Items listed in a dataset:
— BEGIN —
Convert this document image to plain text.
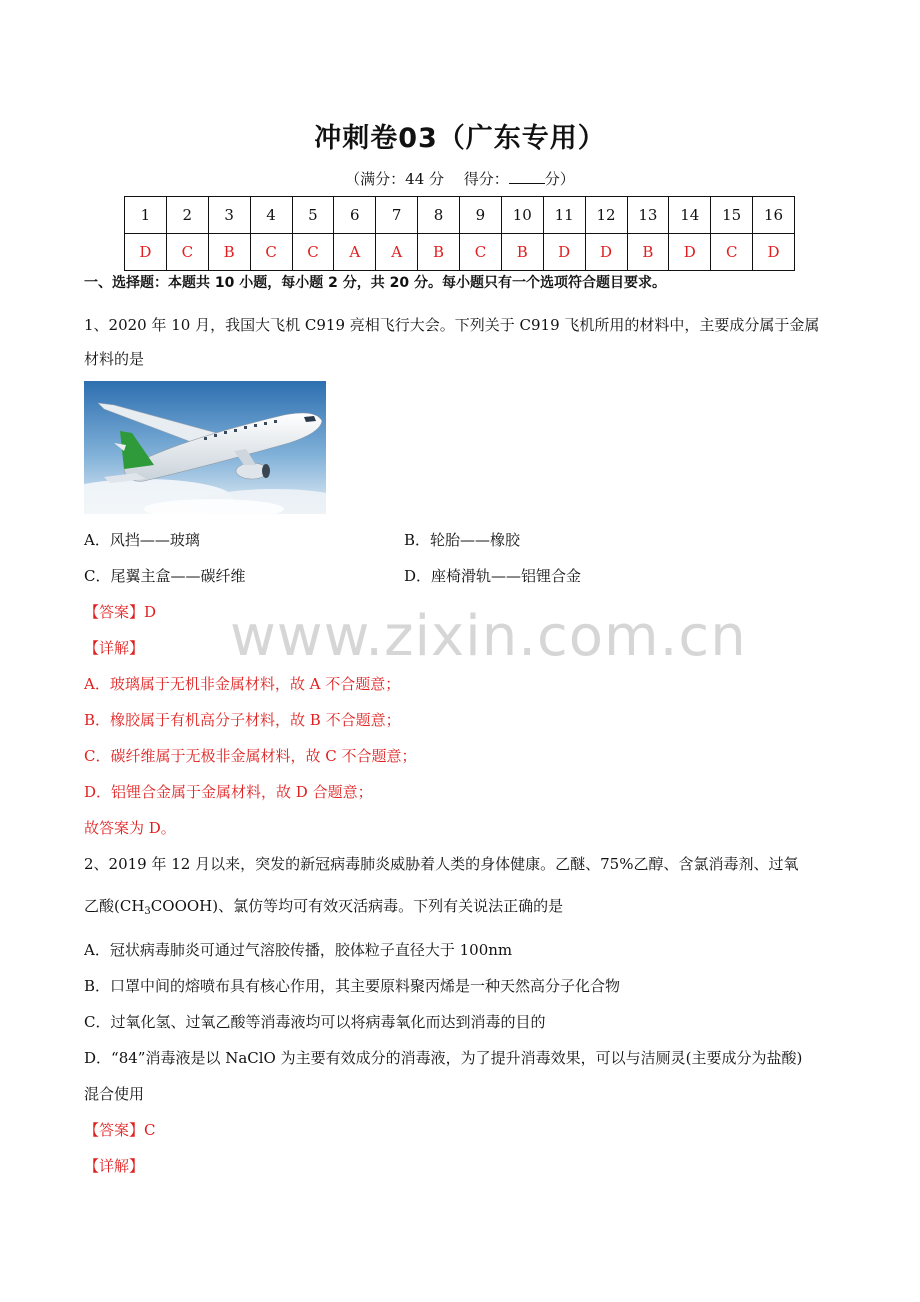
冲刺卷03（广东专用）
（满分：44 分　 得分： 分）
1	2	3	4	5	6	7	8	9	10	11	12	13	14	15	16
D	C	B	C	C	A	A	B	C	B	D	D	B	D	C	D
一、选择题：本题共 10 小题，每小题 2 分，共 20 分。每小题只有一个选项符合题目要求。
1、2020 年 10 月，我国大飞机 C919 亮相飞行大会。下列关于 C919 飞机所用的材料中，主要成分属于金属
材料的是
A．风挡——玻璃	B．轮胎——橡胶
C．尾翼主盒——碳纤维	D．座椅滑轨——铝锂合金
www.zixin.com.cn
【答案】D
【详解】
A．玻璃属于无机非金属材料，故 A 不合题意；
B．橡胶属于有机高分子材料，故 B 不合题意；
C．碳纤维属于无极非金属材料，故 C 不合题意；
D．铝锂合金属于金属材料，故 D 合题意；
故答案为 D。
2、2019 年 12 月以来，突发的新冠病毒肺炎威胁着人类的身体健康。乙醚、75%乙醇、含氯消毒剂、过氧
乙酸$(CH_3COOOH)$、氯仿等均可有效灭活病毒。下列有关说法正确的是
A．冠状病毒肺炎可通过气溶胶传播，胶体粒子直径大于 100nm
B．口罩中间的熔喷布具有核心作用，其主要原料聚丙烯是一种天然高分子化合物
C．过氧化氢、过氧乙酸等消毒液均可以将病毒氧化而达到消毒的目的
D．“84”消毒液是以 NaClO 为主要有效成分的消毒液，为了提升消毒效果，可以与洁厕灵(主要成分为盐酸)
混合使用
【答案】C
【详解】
— END —
• _Problem to solve_
Where a line above contains the string "不合题意", copy that line.

• _Full answer_
A．玻璃属于无机非金属材料，故 A 不合题意；
B．橡胶属于有机高分子材料，故 B 不合题意；
C．碳纤维属于无极非金属材料，故 C 不合题意；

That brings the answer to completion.